= Given problem =
Go through the material and tally the lines containing the string "常规施肥". Give the total alone.

= Given information =
--- start ---

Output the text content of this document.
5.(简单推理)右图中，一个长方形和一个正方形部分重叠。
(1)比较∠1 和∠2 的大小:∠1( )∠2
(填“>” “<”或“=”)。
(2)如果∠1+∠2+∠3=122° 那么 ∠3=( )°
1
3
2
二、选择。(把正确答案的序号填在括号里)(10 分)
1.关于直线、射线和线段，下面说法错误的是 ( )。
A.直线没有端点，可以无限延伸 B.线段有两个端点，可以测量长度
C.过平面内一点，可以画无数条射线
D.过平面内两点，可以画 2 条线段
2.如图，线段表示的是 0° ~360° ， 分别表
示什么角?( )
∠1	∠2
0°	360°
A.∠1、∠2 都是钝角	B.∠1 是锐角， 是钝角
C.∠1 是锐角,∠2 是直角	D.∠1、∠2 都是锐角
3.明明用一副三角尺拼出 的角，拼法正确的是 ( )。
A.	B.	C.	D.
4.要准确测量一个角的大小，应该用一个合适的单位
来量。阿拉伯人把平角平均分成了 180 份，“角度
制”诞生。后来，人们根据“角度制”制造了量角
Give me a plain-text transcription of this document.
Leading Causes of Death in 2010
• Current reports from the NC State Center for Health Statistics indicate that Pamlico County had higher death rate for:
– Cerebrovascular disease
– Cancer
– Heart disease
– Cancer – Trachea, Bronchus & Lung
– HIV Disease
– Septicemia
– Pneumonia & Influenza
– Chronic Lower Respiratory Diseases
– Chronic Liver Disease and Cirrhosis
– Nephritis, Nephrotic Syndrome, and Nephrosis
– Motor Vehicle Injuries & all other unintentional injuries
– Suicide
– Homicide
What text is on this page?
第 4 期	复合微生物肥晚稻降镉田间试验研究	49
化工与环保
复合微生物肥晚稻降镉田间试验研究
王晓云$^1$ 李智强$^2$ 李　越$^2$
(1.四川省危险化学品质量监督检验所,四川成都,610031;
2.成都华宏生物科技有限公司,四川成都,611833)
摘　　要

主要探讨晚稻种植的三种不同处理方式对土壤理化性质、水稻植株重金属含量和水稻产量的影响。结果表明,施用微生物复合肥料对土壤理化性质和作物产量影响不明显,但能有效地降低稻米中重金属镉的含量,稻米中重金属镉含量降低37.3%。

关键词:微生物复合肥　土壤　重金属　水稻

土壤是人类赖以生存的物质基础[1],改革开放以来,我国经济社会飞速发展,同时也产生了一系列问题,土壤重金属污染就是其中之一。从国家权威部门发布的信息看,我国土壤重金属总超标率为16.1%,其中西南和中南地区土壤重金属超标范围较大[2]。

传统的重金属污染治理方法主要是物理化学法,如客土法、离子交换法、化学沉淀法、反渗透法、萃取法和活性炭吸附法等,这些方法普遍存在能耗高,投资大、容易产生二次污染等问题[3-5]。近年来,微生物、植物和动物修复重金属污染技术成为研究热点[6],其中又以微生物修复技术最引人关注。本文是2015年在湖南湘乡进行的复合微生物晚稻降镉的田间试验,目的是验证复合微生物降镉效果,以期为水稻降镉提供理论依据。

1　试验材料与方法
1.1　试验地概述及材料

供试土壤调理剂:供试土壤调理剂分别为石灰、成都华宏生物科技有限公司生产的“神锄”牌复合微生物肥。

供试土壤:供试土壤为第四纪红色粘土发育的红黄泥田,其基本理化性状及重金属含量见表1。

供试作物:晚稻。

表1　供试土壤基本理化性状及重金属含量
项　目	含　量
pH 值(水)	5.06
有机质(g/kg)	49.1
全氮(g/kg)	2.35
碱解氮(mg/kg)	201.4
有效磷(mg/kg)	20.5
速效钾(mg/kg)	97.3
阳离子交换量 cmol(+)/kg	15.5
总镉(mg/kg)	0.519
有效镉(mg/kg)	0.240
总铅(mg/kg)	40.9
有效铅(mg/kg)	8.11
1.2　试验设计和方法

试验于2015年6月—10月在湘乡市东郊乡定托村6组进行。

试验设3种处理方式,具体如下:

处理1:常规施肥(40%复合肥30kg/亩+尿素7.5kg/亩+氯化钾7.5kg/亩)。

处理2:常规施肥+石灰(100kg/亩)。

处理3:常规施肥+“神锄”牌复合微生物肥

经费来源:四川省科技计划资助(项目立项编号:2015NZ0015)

--- end ---

= Final result =
3